**TO BE DONE:**
Copy out each line in the material below that has the word "Cheese".

[Collected data entries]
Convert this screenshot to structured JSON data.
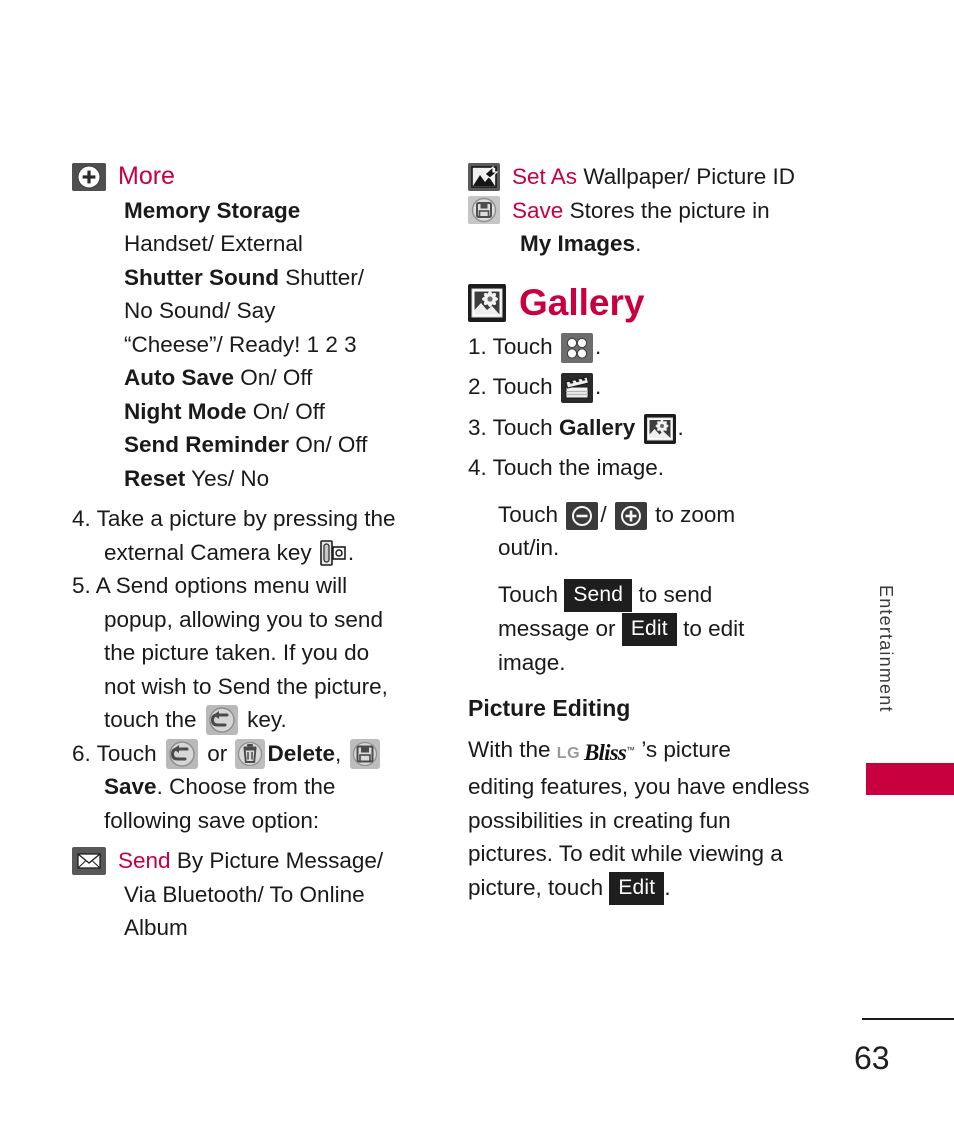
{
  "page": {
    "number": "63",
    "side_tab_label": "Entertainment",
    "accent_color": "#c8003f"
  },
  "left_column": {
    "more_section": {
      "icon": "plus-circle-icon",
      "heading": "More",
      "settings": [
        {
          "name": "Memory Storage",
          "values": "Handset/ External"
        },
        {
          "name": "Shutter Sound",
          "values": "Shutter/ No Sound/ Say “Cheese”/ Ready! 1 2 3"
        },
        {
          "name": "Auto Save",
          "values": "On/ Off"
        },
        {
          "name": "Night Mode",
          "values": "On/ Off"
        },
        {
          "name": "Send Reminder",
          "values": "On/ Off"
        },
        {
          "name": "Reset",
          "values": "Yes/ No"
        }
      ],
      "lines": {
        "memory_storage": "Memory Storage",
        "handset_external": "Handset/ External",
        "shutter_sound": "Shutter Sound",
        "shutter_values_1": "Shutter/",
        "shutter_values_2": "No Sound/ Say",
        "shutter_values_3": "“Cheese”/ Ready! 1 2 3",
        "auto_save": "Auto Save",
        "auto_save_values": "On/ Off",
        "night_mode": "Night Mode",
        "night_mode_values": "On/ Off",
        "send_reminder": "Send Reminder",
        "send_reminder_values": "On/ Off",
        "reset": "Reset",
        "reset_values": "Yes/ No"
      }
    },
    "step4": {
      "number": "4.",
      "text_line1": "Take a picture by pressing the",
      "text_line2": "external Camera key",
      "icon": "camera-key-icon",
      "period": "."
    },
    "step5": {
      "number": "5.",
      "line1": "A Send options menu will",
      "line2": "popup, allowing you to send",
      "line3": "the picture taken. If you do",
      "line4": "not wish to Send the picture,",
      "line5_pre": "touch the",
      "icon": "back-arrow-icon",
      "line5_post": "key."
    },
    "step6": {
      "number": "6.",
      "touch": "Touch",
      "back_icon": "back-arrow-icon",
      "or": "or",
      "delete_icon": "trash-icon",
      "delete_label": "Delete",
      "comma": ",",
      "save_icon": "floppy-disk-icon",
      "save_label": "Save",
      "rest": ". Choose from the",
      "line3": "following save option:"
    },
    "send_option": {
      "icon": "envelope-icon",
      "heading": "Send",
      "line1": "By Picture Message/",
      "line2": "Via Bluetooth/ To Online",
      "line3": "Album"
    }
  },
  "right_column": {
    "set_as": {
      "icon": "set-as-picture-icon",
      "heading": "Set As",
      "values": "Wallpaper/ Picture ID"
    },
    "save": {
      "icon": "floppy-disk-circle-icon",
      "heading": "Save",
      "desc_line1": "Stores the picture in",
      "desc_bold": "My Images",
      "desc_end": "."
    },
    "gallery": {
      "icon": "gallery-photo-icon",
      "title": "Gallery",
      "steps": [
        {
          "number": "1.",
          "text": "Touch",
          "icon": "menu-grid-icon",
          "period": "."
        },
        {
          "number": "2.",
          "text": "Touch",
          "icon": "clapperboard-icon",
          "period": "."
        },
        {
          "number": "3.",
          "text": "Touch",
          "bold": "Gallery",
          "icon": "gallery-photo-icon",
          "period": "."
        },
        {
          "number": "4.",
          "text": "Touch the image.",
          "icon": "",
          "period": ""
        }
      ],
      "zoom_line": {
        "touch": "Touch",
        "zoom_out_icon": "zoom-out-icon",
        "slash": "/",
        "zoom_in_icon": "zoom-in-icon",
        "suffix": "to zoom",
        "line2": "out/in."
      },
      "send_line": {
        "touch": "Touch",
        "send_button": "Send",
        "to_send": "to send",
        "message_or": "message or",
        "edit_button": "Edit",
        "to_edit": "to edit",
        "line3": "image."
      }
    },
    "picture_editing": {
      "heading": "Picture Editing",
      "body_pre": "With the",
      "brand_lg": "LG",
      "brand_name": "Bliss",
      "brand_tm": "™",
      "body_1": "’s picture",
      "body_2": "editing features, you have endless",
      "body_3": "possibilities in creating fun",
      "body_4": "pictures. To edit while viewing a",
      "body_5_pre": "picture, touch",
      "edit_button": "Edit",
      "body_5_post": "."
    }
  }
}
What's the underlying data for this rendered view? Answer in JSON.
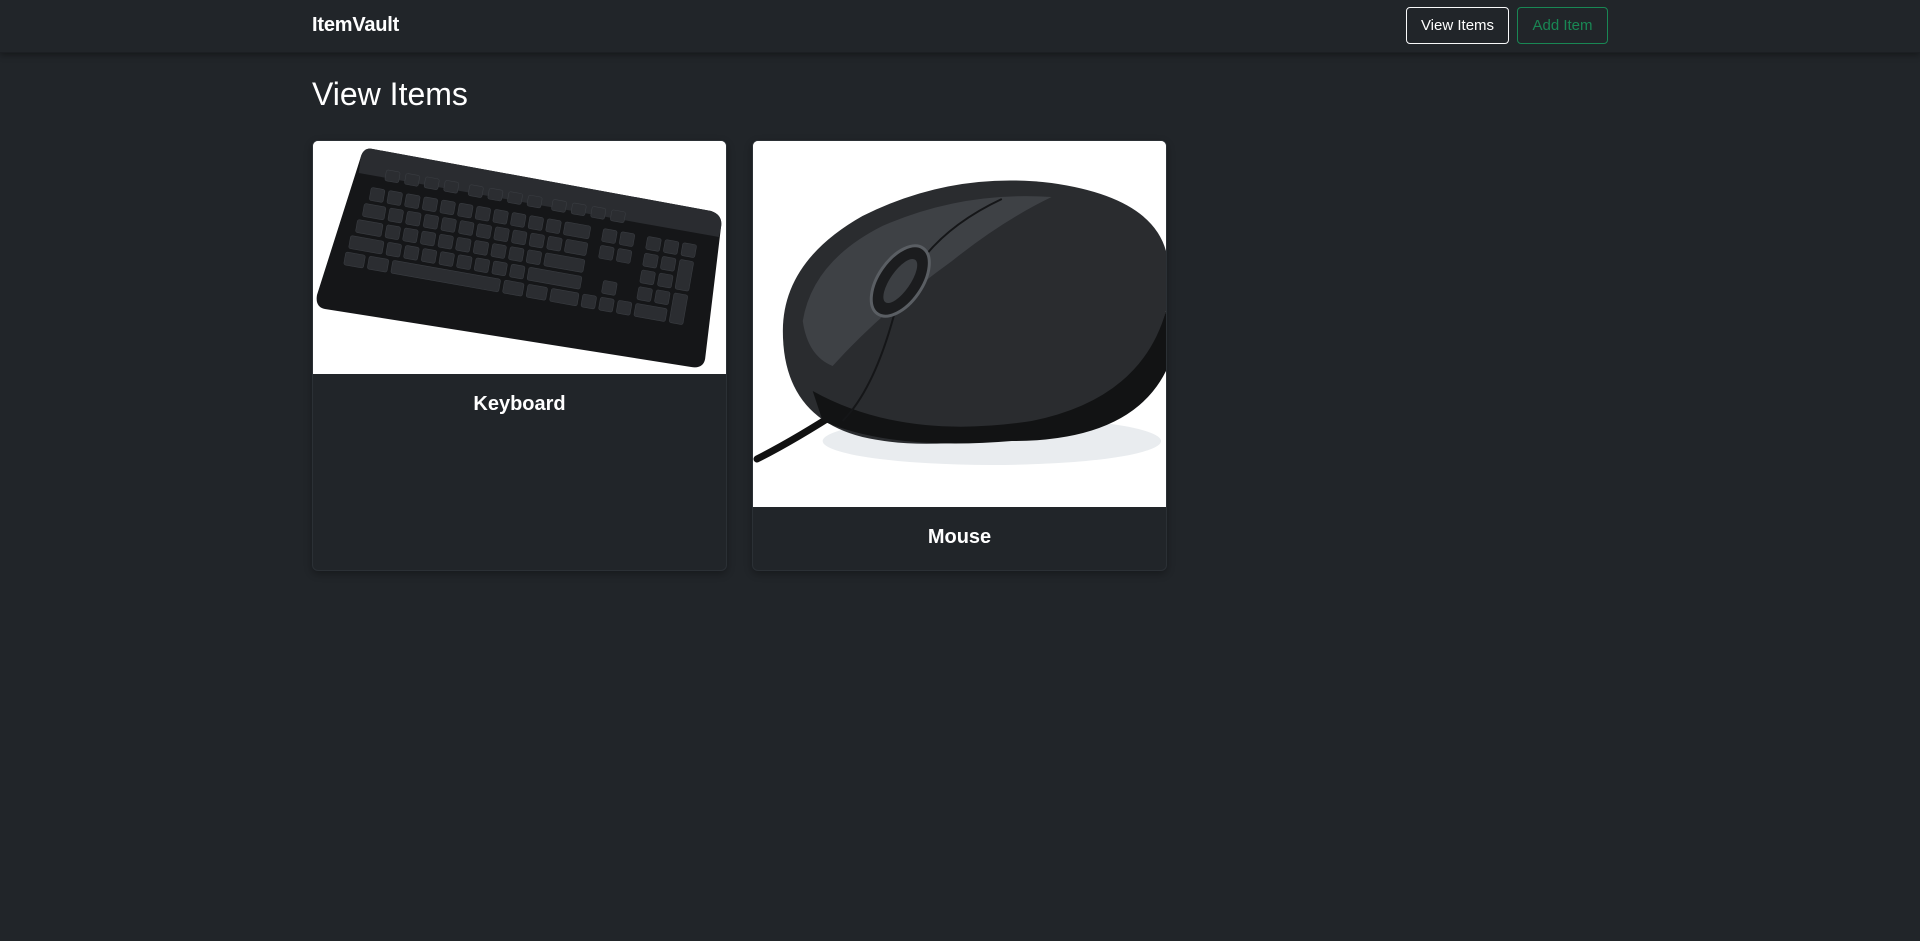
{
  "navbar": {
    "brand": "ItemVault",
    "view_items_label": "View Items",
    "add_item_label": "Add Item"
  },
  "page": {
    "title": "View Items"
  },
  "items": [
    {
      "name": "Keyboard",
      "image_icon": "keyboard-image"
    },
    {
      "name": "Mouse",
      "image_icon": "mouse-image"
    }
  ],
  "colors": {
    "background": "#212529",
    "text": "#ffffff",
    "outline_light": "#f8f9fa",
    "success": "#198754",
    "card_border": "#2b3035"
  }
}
...
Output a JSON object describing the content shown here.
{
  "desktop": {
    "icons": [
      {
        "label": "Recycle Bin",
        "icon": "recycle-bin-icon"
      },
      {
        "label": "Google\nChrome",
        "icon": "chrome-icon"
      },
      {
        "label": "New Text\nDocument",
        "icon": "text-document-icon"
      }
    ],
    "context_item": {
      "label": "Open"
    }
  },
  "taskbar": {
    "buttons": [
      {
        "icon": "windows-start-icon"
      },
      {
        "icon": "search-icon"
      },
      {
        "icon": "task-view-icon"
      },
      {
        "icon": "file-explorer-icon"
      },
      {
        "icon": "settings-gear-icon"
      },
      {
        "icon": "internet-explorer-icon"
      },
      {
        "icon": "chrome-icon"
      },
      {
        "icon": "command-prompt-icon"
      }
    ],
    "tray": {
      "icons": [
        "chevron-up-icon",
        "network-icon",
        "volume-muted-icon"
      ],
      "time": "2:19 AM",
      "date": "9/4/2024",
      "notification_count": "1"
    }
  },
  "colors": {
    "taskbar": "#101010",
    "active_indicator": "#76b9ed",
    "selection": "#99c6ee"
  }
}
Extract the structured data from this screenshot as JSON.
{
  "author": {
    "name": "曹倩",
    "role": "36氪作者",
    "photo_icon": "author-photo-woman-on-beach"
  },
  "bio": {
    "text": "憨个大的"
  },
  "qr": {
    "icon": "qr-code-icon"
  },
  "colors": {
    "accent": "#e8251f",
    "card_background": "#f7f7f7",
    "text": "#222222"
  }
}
==
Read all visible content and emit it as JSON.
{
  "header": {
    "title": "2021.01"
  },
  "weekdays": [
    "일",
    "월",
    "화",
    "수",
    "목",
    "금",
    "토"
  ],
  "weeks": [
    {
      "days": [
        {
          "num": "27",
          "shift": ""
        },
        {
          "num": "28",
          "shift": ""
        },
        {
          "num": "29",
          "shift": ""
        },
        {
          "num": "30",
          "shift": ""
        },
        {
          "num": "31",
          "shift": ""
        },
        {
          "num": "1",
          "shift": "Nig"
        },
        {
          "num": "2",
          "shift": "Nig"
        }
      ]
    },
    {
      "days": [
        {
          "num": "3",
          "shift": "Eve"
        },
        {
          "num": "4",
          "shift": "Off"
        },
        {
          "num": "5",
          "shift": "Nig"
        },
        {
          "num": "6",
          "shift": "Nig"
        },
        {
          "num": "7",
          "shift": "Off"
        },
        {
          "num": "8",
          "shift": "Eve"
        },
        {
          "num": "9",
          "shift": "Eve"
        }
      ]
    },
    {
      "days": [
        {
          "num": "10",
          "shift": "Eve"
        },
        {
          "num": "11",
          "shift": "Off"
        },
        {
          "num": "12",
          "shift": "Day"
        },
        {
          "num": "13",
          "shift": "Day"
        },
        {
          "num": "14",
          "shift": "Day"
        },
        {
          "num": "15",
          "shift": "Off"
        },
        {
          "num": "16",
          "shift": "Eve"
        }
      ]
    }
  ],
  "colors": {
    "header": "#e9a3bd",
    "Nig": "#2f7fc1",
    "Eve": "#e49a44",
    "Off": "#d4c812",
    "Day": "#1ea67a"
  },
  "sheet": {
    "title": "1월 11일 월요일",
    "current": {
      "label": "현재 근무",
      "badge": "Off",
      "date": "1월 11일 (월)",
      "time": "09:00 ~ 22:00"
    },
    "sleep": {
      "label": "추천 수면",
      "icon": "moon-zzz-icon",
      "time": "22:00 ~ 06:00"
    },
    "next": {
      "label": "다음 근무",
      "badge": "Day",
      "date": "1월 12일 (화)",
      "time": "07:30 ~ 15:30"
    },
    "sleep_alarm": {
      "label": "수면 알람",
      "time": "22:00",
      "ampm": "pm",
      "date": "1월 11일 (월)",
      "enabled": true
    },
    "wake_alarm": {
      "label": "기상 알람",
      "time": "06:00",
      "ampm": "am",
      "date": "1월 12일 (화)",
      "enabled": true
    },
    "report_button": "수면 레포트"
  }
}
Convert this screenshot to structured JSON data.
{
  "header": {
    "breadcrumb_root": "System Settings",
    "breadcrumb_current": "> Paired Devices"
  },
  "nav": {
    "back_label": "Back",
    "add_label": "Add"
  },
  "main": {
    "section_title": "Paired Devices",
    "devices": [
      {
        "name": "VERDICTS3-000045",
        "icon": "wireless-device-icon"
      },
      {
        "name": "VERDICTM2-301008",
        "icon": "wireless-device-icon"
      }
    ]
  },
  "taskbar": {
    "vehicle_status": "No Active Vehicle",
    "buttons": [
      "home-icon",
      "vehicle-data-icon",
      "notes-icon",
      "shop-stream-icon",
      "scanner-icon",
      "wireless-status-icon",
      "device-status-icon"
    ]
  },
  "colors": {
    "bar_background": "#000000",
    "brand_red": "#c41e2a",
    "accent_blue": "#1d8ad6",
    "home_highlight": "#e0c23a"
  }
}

**TASK SOLUTION:**
          "values": "Shutter/ No Sound/ Say “Cheese”/ Ready! 1 2 3"
        "shutter_values_3": "“Cheese”/ Ready! 1 2 3",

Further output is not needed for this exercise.